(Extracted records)

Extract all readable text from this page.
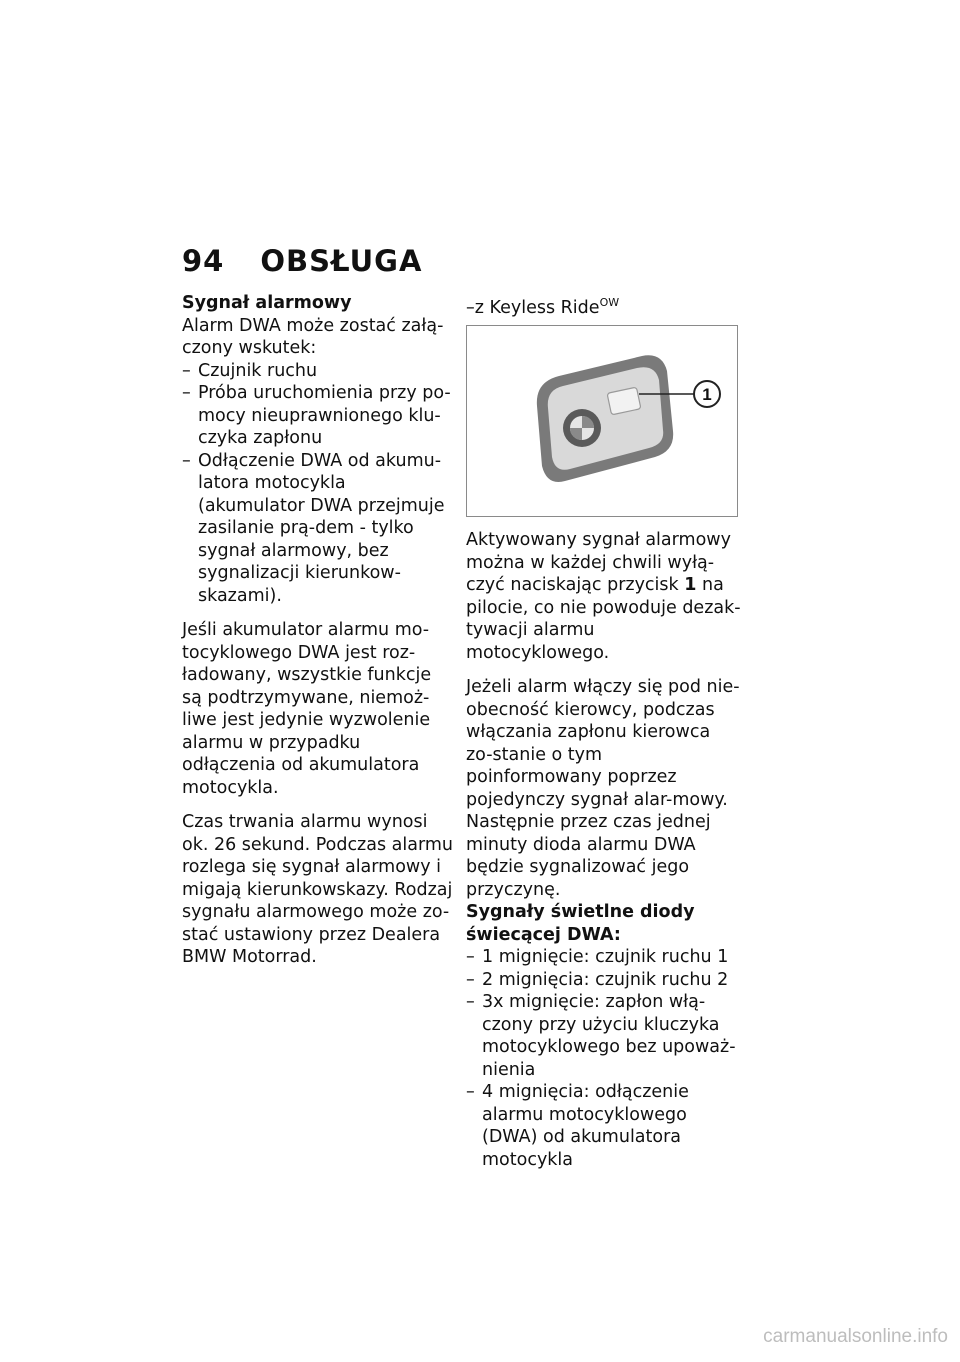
94 OBSŁUGA
Sygnał alarmowy

Alarm DWA może zostać załą-czony wskutek:

– Czujnik ruchu
– Próba uruchomienia przy po-mocy nieuprawnionego klu-czyka zapłonu
– Odłączenie DWA od akumu-latora motocykla (akumulator DWA przejmuje zasilanie prą-dem - tylko sygnał alarmowy, bez sygnalizacji kierunkow-skazami).

Jeśli akumulator alarmu mo-tocyklowego DWA jest roz-ładowany, wszystkie funkcje są podtrzymywane, niemoż-liwe jest jedynie wyzwolenie alarmu w przypadku odłączenia od akumulatora motocykla.

Czas trwania alarmu wynosi ok. 26 sekund. Podczas alarmu rozlega się sygnał alarmowy i migają kierunkowskazy. Rodzaj sygnału alarmowego może zo-stać ustawiony przez Dealera BMW Motorrad.

–z Keyless Ride$^{OW}$
1

Aktywowany sygnał alarmowy można w każdej chwili wyłą-czyć naciskając przycisk 1 na pilocie, co nie powoduje dezak-tywacji alarmu motocyklowego.

Jeżeli alarm włączy się pod nie-obecność kierowcy, podczas włączania zapłonu kierowca zo-stanie o tym poinformowany poprzez pojedynczy sygnał alar-mowy. Następnie przez czas jednej minuty dioda alarmu DWA będzie sygnalizować jego przyczynę.

Sygnały świetlne diody świecącej DWA:
– 1 mignięcie: czujnik ruchu 1
– 2 mignięcia: czujnik ruchu 2
– 3x mignięcie: zapłon włą-czony przy użyciu kluczyka motocyklowego bez upoważ-nienia
– 4 mignięcia: odłączenie alarmu motocyklowego (DWA) od akumulatora motocykla
carmanualsonline.info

• _What the exercise asks_
Each entry gets copied exactly; the pictures stay out.

• _Worked solution_
Extract all readable text from this page.
94 OBSŁUGA
Sygnał alarmowy

Alarm DWA może zostać załą-czony wskutek:

– Czujnik ruchu
– Próba uruchomienia przy po-mocy nieuprawnionego klu-czyka zapłonu
– Odłączenie DWA od akumu-latora motocykla (akumulator DWA przejmuje zasilanie prą-dem - tylko sygnał alarmowy, bez sygnalizacji kierunkow-skazami).

Jeśli akumulator alarmu mo-tocyklowego DWA jest roz-ładowany, wszystkie funkcje są podtrzymywane, niemoż-liwe jest jedynie wyzwolenie alarmu w przypadku odłączenia od akumulatora motocykla.

Czas trwania alarmu wynosi ok. 26 sekund. Podczas alarmu rozlega się sygnał alarmowy i migają kierunkowskazy. Rodzaj sygnału alarmowego może zo-stać ustawiony przez Dealera BMW Motorrad.

–z Keyless Ride$^{OW}$
1

Aktywowany sygnał alarmowy można w każdej chwili wyłą-czyć naciskając przycisk 1 na pilocie, co nie powoduje dezak-tywacji alarmu motocyklowego.

Jeżeli alarm włączy się pod nie-obecność kierowcy, podczas włączania zapłonu kierowca zo-stanie o tym poinformowany poprzez pojedynczy sygnał alar-mowy. Następnie przez czas jednej minuty dioda alarmu DWA będzie sygnalizować jego przyczynę.

Sygnały świetlne diody świecącej DWA:
– 1 mignięcie: czujnik ruchu 1
– 2 mignięcia: czujnik ruchu 2
– 3x mignięcie: zapłon włą-czony przy użyciu kluczyka motocyklowego bez upoważ-nienia
– 4 mignięcia: odłączenie alarmu motocyklowego (DWA) od akumulatora motocykla
carmanualsonline.info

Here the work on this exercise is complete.